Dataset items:
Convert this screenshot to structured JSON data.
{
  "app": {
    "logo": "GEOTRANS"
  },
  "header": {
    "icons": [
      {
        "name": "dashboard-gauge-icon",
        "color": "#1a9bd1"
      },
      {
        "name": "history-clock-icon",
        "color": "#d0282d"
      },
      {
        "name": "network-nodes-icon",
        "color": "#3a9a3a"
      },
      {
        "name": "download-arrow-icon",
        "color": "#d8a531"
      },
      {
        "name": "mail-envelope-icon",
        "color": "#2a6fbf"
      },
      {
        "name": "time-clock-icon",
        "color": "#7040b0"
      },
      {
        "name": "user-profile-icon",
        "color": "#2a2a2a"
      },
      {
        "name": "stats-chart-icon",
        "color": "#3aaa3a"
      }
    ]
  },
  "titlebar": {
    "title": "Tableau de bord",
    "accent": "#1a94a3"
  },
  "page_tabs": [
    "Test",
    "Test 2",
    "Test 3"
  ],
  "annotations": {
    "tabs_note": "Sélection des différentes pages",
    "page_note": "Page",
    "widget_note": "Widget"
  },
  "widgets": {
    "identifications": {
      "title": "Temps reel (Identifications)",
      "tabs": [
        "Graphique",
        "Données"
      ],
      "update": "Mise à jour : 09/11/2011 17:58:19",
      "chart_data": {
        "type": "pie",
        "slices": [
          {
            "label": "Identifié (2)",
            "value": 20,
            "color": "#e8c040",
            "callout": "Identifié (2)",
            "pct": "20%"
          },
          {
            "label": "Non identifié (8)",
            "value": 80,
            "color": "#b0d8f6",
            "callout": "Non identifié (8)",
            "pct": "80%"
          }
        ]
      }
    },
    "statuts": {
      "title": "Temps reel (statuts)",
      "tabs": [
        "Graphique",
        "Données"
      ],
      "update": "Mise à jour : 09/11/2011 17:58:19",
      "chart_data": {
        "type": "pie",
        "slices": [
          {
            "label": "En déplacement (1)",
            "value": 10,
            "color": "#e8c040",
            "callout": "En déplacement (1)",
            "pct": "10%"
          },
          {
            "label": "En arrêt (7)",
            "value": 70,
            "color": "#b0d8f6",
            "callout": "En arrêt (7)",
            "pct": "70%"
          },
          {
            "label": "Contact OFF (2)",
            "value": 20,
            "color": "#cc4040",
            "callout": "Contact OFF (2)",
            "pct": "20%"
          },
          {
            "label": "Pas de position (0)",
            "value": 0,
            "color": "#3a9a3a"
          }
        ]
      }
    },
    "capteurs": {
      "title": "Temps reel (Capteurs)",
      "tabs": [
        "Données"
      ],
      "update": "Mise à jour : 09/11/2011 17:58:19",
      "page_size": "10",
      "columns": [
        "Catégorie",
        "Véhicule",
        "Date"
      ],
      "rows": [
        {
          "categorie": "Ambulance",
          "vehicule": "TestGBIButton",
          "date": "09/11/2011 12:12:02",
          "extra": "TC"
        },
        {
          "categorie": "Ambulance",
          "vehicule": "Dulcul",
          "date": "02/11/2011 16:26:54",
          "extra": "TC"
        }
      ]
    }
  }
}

> Task details
Quote the data above in full, changing nothing.

> Problem solution
Convert this screenshot to structured JSON data.
{
  "app": {
    "logo": "GEOTRANS"
  },
  "header": {
    "icons": [
      {
        "name": "dashboard-gauge-icon",
        "color": "#1a9bd1"
      },
      {
        "name": "history-clock-icon",
        "color": "#d0282d"
      },
      {
        "name": "network-nodes-icon",
        "color": "#3a9a3a"
      },
      {
        "name": "download-arrow-icon",
        "color": "#d8a531"
      },
      {
        "name": "mail-envelope-icon",
        "color": "#2a6fbf"
      },
      {
        "name": "time-clock-icon",
        "color": "#7040b0"
      },
      {
        "name": "user-profile-icon",
        "color": "#2a2a2a"
      },
      {
        "name": "stats-chart-icon",
        "color": "#3aaa3a"
      }
    ]
  },
  "titlebar": {
    "title": "Tableau de bord",
    "accent": "#1a94a3"
  },
  "page_tabs": [
    "Test",
    "Test 2",
    "Test 3"
  ],
  "annotations": {
    "tabs_note": "Sélection des différentes pages",
    "page_note": "Page",
    "widget_note": "Widget"
  },
  "widgets": {
    "identifications": {
      "title": "Temps reel (Identifications)",
      "tabs": [
        "Graphique",
        "Données"
      ],
      "update": "Mise à jour : 09/11/2011 17:58:19",
      "chart_data": {
        "type": "pie",
        "slices": [
          {
            "label": "Identifié (2)",
            "value": 20,
            "color": "#e8c040",
            "callout": "Identifié (2)",
            "pct": "20%"
          },
          {
            "label": "Non identifié (8)",
            "value": 80,
            "color": "#b0d8f6",
            "callout": "Non identifié (8)",
            "pct": "80%"
          }
        ]
      }
    },
    "statuts": {
      "title": "Temps reel (statuts)",
      "tabs": [
        "Graphique",
        "Données"
      ],
      "update": "Mise à jour : 09/11/2011 17:58:19",
      "chart_data": {
        "type": "pie",
        "slices": [
          {
            "label": "En déplacement (1)",
            "value": 10,
            "color": "#e8c040",
            "callout": "En déplacement (1)",
            "pct": "10%"
          },
          {
            "label": "En arrêt (7)",
            "value": 70,
            "color": "#b0d8f6",
            "callout": "En arrêt (7)",
            "pct": "70%"
          },
          {
            "label": "Contact OFF (2)",
            "value": 20,
            "color": "#cc4040",
            "callout": "Contact OFF (2)",
            "pct": "20%"
          },
          {
            "label": "Pas de position (0)",
            "value": 0,
            "color": "#3a9a3a"
          }
        ]
      }
    },
    "capteurs": {
      "title": "Temps reel (Capteurs)",
      "tabs": [
        "Données"
      ],
      "update": "Mise à jour : 09/11/2011 17:58:19",
      "page_size": "10",
      "columns": [
        "Catégorie",
        "Véhicule",
        "Date"
      ],
      "rows": [
        {
          "categorie": "Ambulance",
          "vehicule": "TestGBIButton",
          "date": "09/11/2011 12:12:02",
          "extra": "TC"
        },
        {
          "categorie": "Ambulance",
          "vehicule": "Dulcul",
          "date": "02/11/2011 16:26:54",
          "extra": "TC"
        }
      ]
    }
  }
}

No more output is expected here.